- [DIRECTIVE]:
Where a line contains the word "they", copy that line in full.

- [THE DATA]:
========================================================================
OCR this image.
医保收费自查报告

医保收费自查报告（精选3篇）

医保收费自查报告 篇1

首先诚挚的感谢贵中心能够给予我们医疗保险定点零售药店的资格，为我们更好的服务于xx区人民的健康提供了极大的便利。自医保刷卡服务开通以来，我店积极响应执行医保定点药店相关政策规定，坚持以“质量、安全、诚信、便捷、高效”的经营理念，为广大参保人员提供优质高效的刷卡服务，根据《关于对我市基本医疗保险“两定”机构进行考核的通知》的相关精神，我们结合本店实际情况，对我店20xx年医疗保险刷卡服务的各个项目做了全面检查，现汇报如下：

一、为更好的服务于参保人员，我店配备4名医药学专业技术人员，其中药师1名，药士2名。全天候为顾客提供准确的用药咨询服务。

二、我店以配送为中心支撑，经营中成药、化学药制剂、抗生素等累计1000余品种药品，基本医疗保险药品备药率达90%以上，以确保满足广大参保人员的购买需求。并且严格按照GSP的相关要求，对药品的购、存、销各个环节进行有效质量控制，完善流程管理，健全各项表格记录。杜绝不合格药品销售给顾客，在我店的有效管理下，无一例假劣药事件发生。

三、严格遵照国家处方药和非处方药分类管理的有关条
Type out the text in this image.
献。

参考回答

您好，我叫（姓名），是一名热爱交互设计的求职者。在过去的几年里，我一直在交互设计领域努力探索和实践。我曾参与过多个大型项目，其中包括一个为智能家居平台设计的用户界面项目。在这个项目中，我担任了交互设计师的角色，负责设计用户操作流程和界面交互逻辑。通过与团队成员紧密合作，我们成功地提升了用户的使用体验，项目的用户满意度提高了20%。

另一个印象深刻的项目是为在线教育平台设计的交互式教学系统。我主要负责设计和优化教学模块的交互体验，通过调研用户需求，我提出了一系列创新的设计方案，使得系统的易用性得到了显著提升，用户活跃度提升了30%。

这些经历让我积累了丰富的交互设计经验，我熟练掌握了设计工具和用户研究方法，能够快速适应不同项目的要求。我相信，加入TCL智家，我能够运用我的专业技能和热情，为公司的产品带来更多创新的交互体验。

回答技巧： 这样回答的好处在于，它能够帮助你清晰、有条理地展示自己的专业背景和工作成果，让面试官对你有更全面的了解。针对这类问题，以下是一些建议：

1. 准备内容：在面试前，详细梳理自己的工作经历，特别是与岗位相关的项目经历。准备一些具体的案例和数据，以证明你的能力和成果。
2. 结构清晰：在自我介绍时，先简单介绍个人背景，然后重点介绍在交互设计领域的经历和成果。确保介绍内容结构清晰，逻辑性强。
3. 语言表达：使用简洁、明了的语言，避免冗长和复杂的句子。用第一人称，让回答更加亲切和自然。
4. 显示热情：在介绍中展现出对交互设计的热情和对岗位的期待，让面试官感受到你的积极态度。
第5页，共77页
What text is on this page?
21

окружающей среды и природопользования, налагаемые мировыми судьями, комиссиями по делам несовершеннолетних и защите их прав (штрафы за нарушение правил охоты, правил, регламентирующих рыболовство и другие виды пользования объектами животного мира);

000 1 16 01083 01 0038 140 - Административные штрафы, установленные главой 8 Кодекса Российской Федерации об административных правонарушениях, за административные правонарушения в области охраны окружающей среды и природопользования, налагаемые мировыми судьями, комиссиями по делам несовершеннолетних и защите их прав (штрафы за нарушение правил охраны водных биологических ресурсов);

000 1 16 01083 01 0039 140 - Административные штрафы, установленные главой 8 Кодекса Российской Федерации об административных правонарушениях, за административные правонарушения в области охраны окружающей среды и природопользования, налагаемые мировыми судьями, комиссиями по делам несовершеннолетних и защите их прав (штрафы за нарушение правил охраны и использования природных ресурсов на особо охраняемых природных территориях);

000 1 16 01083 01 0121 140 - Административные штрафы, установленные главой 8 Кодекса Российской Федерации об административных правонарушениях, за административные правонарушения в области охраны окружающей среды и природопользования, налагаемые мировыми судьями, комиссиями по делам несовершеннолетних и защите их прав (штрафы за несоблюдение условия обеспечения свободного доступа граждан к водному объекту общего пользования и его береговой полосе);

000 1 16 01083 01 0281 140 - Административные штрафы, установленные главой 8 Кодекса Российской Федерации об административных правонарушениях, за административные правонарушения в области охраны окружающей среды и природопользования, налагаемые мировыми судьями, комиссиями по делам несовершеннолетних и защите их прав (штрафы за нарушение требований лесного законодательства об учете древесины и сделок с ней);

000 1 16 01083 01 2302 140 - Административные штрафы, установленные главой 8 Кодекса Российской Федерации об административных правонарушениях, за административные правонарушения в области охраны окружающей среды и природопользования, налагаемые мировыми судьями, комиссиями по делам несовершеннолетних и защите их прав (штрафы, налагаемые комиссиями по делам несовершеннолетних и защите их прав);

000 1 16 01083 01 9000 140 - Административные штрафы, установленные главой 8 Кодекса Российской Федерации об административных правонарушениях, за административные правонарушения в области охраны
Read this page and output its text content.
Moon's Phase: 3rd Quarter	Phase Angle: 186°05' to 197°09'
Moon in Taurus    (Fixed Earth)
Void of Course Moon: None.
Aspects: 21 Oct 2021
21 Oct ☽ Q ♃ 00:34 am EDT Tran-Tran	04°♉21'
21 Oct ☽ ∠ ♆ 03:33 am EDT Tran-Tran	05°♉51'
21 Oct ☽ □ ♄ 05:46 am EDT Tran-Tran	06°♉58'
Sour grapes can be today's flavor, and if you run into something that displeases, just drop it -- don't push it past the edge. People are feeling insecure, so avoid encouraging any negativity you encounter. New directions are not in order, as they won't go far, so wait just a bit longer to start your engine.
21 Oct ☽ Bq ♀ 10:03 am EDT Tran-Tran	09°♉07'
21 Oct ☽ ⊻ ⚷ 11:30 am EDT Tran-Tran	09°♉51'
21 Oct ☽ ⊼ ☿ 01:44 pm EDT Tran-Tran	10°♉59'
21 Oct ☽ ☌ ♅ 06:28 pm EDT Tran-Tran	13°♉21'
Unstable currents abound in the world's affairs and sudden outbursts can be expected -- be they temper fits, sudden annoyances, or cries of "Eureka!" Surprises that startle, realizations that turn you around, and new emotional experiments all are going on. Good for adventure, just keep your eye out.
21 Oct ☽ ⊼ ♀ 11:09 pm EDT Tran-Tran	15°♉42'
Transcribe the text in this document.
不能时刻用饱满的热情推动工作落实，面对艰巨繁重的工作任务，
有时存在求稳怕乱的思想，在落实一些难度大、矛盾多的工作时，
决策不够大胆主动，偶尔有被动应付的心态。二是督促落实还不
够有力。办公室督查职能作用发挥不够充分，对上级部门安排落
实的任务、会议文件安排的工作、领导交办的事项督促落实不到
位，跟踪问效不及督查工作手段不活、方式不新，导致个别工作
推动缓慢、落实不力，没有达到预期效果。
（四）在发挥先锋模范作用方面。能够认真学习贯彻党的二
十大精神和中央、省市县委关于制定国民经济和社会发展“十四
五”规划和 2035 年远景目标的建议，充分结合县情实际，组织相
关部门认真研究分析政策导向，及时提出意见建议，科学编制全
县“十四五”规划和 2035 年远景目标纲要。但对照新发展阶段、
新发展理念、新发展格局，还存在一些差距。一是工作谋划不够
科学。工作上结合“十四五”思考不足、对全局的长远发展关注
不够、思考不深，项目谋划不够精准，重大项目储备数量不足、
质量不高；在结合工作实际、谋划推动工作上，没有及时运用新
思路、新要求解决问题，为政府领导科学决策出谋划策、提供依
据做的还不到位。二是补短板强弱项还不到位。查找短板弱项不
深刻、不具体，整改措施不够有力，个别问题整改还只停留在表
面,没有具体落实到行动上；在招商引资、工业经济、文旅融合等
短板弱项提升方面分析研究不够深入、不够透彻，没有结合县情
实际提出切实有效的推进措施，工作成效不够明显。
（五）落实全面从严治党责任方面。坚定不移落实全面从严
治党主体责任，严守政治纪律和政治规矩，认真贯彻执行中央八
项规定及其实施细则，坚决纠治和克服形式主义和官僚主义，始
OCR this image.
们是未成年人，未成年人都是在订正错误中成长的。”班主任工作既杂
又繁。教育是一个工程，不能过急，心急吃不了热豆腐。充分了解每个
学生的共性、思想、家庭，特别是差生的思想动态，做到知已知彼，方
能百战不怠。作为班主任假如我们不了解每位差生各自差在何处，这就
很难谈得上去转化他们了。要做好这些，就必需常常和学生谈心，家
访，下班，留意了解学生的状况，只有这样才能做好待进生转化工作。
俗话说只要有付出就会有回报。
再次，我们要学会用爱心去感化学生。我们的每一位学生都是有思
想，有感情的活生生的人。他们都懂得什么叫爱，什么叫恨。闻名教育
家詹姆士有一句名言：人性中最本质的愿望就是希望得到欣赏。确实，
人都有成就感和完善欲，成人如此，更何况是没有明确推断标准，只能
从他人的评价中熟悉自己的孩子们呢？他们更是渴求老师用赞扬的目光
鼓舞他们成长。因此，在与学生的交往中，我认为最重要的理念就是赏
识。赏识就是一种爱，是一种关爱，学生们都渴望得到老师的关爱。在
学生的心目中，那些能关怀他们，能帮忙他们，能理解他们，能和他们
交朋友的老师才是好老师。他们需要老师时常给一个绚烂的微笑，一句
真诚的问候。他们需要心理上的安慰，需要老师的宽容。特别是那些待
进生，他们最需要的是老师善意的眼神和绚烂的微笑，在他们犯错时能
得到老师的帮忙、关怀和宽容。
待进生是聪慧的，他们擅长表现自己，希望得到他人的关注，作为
========================================================================
- [RESULT]:
Sour grapes can be today's flavor, and if you run into something that displeases, just drop it -- don't push it past the edge. People are feeling insecure, so avoid encouraging any negativity you encounter. New directions are not in order, as they won't go far, so wait just a bit longer to start your engine.
Unstable currents abound in the world's affairs and sudden outbursts can be expected -- be they temper fits, sudden annoyances, or cries of "Eureka!" Surprises that startle, realizations that turn you around, and new emotional experiments all are going on. Good for adventure, just keep your eye out.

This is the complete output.